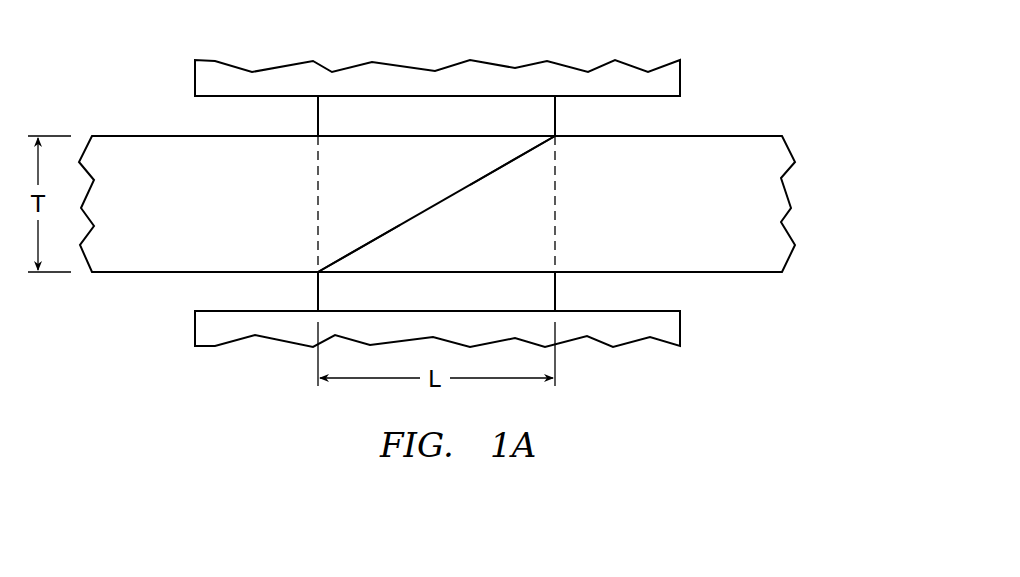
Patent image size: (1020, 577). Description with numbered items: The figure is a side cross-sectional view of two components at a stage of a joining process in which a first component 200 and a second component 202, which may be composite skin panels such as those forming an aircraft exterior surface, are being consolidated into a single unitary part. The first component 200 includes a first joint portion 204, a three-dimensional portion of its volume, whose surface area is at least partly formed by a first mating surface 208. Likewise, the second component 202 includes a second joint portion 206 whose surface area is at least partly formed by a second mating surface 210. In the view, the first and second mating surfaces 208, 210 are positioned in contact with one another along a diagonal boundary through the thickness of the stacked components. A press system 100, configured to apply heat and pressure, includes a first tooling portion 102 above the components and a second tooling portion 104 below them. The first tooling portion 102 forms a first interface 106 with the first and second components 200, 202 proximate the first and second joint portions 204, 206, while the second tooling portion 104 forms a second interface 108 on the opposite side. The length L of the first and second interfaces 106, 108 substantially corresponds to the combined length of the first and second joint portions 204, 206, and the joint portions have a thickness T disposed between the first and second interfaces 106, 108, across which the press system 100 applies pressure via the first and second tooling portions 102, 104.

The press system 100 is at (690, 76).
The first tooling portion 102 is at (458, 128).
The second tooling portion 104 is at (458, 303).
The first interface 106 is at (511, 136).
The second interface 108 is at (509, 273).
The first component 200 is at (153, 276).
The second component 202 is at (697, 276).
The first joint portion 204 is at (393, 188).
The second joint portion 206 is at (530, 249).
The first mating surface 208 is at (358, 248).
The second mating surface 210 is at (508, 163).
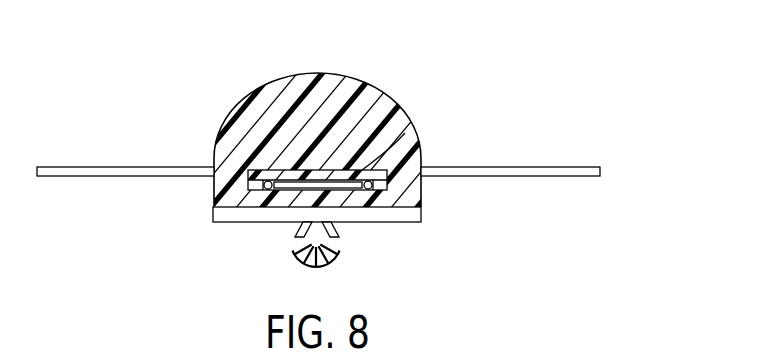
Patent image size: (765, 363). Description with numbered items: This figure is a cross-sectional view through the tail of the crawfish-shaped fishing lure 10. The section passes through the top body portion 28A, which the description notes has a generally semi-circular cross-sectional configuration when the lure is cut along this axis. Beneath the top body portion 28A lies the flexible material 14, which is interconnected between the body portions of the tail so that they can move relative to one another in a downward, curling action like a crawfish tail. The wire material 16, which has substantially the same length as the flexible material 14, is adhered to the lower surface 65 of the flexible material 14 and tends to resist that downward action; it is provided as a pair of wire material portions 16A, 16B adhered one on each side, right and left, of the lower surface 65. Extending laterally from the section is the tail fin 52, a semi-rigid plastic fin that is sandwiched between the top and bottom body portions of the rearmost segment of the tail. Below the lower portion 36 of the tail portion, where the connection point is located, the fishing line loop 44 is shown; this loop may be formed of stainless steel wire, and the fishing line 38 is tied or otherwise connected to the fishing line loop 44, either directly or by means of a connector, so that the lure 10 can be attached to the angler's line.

• [TASK PROMPT]
Can you reproduce the listing word for word, from its first line through the line that contains "The second mating", inclusive, leaving out the pictures?

• [COMPLETE RESPONSE]
Patent image size: (1020, 577). Description with numbered items: The figure is a side cross-sectional view of two components at a stage of a joining process in which a first component 200 and a second component 202, which may be composite skin panels such as those forming an aircraft exterior surface, are being consolidated into a single unitary part. The first component 200 includes a first joint portion 204, a three-dimensional portion of its volume, whose surface area is at least partly formed by a first mating surface 208. Likewise, the second component 202 includes a second joint portion 206 whose surface area is at least partly formed by a second mating surface 210. In the view, the first and second mating surfaces 208, 210 are positioned in contact with one another along a diagonal boundary through the thickness of the stacked components. A press system 100, configured to apply heat and pressure, includes a first tooling portion 102 above the components and a second tooling portion 104 below them. The first tooling portion 102 forms a first interface 106 with the first and second components 200, 202 proximate the first and second joint portions 204, 206, while the second tooling portion 104 forms a second interface 108 on the opposite side. The length L of the first and second interfaces 106, 108 substantially corresponds to the combined length of the first and second joint portions 204, 206, and the joint portions have a thickness T disposed between the first and second interfaces 106, 108, across which the press system 100 applies pressure via the first and second tooling portions 102, 104.

The press system 100 is at (690, 76).
The first tooling portion 102 is at (458, 128).
The second tooling portion 104 is at (458, 303).
The first interface 106 is at (511, 136).
The second interface 108 is at (509, 273).
The first component 200 is at (153, 276).
The second component 202 is at (697, 276).
The first joint portion 204 is at (393, 188).
The second joint portion 206 is at (530, 249).
The first mating surface 208 is at (358, 248).
The second mating surface 210 is at (508, 163).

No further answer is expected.